** BEGIN Entries supplied **

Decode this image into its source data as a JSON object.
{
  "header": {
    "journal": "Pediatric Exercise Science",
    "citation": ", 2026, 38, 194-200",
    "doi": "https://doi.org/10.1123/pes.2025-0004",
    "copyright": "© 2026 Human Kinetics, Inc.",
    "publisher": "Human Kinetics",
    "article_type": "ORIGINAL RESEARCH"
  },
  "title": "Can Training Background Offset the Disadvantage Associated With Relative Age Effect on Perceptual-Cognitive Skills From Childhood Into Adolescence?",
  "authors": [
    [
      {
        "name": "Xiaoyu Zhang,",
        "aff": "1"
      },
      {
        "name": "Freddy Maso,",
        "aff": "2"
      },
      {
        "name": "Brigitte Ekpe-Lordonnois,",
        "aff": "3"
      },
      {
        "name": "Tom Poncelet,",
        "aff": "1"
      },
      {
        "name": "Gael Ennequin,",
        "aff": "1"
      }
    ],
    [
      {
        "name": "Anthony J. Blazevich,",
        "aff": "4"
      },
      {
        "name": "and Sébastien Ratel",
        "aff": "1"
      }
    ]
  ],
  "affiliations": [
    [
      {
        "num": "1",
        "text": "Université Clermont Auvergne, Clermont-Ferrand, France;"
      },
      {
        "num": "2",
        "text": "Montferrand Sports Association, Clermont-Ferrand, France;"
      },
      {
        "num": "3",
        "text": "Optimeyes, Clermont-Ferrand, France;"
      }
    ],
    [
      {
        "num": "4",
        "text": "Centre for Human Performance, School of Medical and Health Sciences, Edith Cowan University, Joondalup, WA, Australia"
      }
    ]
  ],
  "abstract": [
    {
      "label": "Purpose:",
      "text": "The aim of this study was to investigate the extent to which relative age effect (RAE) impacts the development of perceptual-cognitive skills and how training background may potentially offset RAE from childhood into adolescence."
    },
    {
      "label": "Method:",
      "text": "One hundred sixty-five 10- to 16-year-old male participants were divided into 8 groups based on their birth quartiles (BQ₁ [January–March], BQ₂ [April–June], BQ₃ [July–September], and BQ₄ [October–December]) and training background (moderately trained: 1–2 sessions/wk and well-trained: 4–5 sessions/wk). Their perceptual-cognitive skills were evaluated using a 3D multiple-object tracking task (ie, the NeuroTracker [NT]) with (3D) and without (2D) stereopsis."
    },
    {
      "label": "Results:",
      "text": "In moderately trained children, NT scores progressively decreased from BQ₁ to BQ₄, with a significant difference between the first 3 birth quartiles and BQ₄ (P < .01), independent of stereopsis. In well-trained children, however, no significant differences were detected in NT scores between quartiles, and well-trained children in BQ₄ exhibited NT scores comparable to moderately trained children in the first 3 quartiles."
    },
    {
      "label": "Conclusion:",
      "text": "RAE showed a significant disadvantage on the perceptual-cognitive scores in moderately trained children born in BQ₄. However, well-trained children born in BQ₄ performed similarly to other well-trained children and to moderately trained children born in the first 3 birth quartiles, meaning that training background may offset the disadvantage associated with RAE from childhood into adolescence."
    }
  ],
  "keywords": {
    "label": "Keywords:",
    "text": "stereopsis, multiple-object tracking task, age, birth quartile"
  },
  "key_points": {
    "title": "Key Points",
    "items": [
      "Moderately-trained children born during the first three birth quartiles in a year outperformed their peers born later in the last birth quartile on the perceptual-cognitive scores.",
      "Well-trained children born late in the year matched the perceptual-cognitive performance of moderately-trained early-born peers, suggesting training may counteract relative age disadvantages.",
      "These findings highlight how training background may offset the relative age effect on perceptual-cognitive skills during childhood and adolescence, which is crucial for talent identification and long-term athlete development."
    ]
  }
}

** END Entries supplied **

- Short exercise: Return each line with "title".

- Correct output:
  "title": "Can Training Background Offset the Disadvantage Associated With Relative Age Effect on Perceptual-Cognitive Skills From Childhood Into Adolescence?",
    "title": "Key Points",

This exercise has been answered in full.